Directions for this task> Take the entries below and print all of them exactly, please.

A run of records:
________
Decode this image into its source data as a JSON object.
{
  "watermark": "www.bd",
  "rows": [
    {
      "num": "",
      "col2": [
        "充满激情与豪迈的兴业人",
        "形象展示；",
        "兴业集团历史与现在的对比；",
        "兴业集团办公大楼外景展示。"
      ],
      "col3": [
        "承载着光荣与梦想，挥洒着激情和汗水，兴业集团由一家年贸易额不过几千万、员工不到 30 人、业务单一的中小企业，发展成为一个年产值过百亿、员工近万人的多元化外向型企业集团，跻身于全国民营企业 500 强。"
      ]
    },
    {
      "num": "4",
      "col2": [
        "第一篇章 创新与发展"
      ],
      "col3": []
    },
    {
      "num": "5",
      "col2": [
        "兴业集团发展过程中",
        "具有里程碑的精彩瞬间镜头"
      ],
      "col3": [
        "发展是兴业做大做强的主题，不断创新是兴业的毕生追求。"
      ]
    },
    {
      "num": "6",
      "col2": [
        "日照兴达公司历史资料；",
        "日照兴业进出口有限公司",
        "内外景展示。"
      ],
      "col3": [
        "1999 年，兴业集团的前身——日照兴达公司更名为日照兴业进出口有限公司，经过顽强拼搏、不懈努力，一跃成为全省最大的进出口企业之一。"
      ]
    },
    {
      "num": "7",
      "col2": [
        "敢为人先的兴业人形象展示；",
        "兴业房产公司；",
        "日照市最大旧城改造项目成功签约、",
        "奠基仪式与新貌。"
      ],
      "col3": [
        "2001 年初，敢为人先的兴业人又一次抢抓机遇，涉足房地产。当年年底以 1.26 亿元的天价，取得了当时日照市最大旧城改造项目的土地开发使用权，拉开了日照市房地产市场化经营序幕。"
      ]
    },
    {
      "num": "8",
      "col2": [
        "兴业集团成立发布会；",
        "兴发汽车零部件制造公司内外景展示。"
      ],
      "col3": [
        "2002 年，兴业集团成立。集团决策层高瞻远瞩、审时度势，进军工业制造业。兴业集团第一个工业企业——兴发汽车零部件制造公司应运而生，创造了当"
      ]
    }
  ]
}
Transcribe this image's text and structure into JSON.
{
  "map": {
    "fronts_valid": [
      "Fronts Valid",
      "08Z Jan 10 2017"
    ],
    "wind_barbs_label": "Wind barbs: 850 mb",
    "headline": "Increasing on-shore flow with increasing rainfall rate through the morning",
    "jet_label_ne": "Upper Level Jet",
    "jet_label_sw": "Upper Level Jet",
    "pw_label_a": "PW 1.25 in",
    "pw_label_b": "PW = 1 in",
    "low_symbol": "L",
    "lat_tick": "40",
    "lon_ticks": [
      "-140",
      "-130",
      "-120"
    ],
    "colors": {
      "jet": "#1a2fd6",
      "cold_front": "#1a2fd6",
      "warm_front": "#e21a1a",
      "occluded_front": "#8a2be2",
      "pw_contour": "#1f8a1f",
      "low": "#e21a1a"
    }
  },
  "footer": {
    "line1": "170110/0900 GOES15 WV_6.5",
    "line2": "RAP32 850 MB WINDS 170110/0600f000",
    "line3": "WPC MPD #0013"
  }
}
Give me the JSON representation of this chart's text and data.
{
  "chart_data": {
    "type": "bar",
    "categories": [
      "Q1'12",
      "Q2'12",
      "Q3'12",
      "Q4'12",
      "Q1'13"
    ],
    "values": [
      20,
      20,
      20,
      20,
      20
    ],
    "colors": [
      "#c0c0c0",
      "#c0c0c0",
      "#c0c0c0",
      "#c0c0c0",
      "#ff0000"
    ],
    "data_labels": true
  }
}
________
Worked solution>
Decode this image into its source data as a JSON object.
{
  "watermark": "www.bd",
  "rows": [
    {
      "num": "",
      "col2": [
        "充满激情与豪迈的兴业人",
        "形象展示；",
        "兴业集团历史与现在的对比；",
        "兴业集团办公大楼外景展示。"
      ],
      "col3": [
        "承载着光荣与梦想，挥洒着激情和汗水，兴业集团由一家年贸易额不过几千万、员工不到 30 人、业务单一的中小企业，发展成为一个年产值过百亿、员工近万人的多元化外向型企业集团，跻身于全国民营企业 500 强。"
      ]
    },
    {
      "num": "4",
      "col2": [
        "第一篇章 创新与发展"
      ],
      "col3": []
    },
    {
      "num": "5",
      "col2": [
        "兴业集团发展过程中",
        "具有里程碑的精彩瞬间镜头"
      ],
      "col3": [
        "发展是兴业做大做强的主题，不断创新是兴业的毕生追求。"
      ]
    },
    {
      "num": "6",
      "col2": [
        "日照兴达公司历史资料；",
        "日照兴业进出口有限公司",
        "内外景展示。"
      ],
      "col3": [
        "1999 年，兴业集团的前身——日照兴达公司更名为日照兴业进出口有限公司，经过顽强拼搏、不懈努力，一跃成为全省最大的进出口企业之一。"
      ]
    },
    {
      "num": "7",
      "col2": [
        "敢为人先的兴业人形象展示；",
        "兴业房产公司；",
        "日照市最大旧城改造项目成功签约、",
        "奠基仪式与新貌。"
      ],
      "col3": [
        "2001 年初，敢为人先的兴业人又一次抢抓机遇，涉足房地产。当年年底以 1.26 亿元的天价，取得了当时日照市最大旧城改造项目的土地开发使用权，拉开了日照市房地产市场化经营序幕。"
      ]
    },
    {
      "num": "8",
      "col2": [
        "兴业集团成立发布会；",
        "兴发汽车零部件制造公司内外景展示。"
      ],
      "col3": [
        "2002 年，兴业集团成立。集团决策层高瞻远瞩、审时度势，进军工业制造业。兴业集团第一个工业企业——兴发汽车零部件制造公司应运而生，创造了当"
      ]
    }
  ]
}
Transcribe this image's text and structure into JSON.
{
  "map": {
    "fronts_valid": [
      "Fronts Valid",
      "08Z Jan 10 2017"
    ],
    "wind_barbs_label": "Wind barbs: 850 mb",
    "headline": "Increasing on-shore flow with increasing rainfall rate through the morning",
    "jet_label_ne": "Upper Level Jet",
    "jet_label_sw": "Upper Level Jet",
    "pw_label_a": "PW 1.25 in",
    "pw_label_b": "PW = 1 in",
    "low_symbol": "L",
    "lat_tick": "40",
    "lon_ticks": [
      "-140",
      "-130",
      "-120"
    ],
    "colors": {
      "jet": "#1a2fd6",
      "cold_front": "#1a2fd6",
      "warm_front": "#e21a1a",
      "occluded_front": "#8a2be2",
      "pw_contour": "#1f8a1f",
      "low": "#e21a1a"
    }
  },
  "footer": {
    "line1": "170110/0900 GOES15 WV_6.5",
    "line2": "RAP32 850 MB WINDS 170110/0600f000",
    "line3": "WPC MPD #0013"
  }
}
Give me the JSON representation of this chart's text and data.
{
  "chart_data": {
    "type": "bar",
    "categories": [
      "Q1'12",
      "Q2'12",
      "Q3'12",
      "Q4'12",
      "Q1'13"
    ],
    "values": [
      20,
      20,
      20,
      20,
      20
    ],
    "colors": [
      "#c0c0c0",
      "#c0c0c0",
      "#c0c0c0",
      "#c0c0c0",
      "#ff0000"
    ],
    "data_labels": true
  }
}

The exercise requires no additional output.